BEGIN Dataset
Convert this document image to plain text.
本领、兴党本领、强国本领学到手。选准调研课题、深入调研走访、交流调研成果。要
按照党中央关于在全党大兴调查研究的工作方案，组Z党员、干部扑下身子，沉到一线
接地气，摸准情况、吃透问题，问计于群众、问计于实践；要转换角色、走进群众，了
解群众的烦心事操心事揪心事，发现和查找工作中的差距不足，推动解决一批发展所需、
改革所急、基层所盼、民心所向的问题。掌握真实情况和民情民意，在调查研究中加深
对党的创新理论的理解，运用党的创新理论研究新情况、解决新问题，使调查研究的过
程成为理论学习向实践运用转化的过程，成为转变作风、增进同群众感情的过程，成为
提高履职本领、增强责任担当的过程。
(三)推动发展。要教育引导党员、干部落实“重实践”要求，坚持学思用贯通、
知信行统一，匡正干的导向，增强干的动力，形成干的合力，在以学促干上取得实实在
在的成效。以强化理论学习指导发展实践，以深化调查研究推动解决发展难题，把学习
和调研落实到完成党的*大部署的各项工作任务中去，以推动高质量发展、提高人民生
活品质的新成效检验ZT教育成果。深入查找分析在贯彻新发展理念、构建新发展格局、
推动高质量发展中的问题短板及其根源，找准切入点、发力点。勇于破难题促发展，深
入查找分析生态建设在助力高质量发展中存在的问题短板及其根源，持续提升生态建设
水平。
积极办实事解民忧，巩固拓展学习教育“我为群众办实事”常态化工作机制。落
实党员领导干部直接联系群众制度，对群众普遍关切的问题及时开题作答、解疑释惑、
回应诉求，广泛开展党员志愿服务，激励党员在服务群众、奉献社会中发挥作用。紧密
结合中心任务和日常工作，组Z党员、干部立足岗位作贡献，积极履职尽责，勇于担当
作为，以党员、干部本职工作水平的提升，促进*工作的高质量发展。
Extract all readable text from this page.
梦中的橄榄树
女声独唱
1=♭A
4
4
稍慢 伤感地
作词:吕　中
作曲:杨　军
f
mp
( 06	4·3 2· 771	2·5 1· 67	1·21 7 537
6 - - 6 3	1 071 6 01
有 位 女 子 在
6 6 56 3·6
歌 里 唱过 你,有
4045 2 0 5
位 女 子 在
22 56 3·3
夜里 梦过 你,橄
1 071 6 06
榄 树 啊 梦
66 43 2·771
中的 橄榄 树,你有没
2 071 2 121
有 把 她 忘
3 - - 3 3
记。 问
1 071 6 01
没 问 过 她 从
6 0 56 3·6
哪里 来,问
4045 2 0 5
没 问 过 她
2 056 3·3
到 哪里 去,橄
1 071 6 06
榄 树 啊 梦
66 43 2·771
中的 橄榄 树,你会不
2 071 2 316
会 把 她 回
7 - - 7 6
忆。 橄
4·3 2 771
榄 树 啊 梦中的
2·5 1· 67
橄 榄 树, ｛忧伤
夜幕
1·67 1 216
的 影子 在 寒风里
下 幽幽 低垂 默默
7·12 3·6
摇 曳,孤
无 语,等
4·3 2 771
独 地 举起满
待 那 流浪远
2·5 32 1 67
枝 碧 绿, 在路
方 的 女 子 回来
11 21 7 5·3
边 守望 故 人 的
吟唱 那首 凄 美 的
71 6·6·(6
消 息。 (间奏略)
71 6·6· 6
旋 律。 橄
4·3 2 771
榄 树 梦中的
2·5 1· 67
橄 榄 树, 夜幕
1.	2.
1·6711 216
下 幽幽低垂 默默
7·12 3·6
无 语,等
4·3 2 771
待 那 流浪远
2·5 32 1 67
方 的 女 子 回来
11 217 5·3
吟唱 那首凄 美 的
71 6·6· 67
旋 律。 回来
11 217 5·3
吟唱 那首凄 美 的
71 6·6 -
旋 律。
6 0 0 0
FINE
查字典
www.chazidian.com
END Dataset
* Given task *
Only the number is wanted: how many lines in the entries above contain the word "this"?

* Exercise response *
2